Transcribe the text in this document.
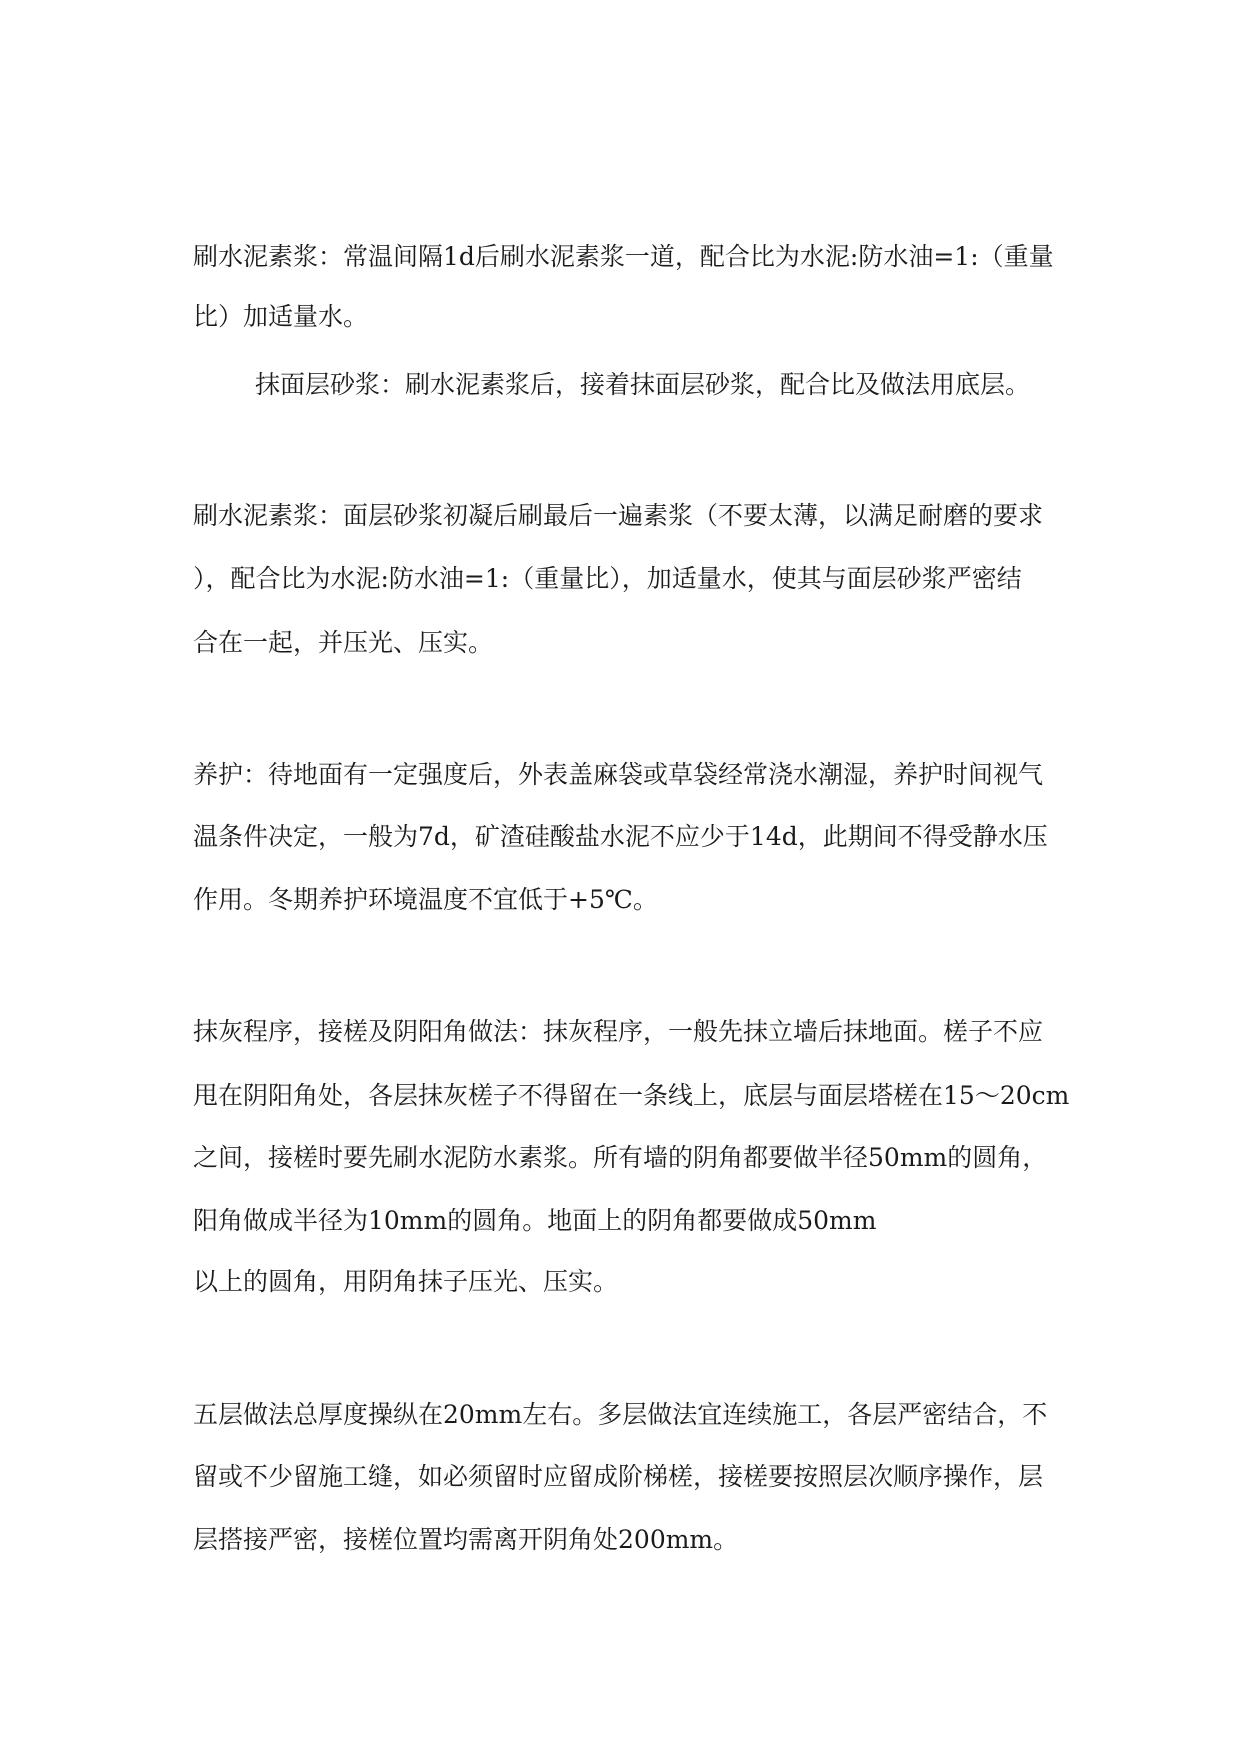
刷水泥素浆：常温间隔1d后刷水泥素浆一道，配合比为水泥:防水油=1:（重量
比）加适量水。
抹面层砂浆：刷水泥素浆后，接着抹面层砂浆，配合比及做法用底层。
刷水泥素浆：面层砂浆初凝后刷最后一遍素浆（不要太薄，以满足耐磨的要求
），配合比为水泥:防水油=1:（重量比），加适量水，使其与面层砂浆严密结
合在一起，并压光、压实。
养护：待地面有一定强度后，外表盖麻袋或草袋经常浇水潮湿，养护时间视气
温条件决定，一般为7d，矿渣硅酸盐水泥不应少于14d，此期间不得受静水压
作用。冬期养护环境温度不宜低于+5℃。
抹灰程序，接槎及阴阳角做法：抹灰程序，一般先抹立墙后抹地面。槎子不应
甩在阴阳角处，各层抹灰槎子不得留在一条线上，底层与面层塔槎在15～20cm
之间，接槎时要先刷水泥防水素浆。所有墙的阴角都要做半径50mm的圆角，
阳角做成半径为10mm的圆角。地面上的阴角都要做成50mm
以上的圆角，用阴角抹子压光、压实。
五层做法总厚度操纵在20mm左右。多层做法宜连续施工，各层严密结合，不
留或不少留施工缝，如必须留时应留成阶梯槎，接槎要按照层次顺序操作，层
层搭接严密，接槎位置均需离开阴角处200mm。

+ + + + +

Instructions for the task: Write out the listing word for word, omitting the pictures it holds.

Correct answer:
Transcribe the text in this document.
刷水泥素浆：常温间隔1d后刷水泥素浆一道，配合比为水泥:防水油=1:（重量
比）加适量水。
抹面层砂浆：刷水泥素浆后，接着抹面层砂浆，配合比及做法用底层。
刷水泥素浆：面层砂浆初凝后刷最后一遍素浆（不要太薄，以满足耐磨的要求
），配合比为水泥:防水油=1:（重量比），加适量水，使其与面层砂浆严密结
合在一起，并压光、压实。
养护：待地面有一定强度后，外表盖麻袋或草袋经常浇水潮湿，养护时间视气
温条件决定，一般为7d，矿渣硅酸盐水泥不应少于14d，此期间不得受静水压
作用。冬期养护环境温度不宜低于+5℃。
抹灰程序，接槎及阴阳角做法：抹灰程序，一般先抹立墙后抹地面。槎子不应
甩在阴阳角处，各层抹灰槎子不得留在一条线上，底层与面层塔槎在15～20cm
之间，接槎时要先刷水泥防水素浆。所有墙的阴角都要做半径50mm的圆角，
阳角做成半径为10mm的圆角。地面上的阴角都要做成50mm
以上的圆角，用阴角抹子压光、压实。
五层做法总厚度操纵在20mm左右。多层做法宜连续施工，各层严密结合，不
留或不少留施工缝，如必须留时应留成阶梯槎，接槎要按照层次顺序操作，层
层搭接严密，接槎位置均需离开阴角处200mm。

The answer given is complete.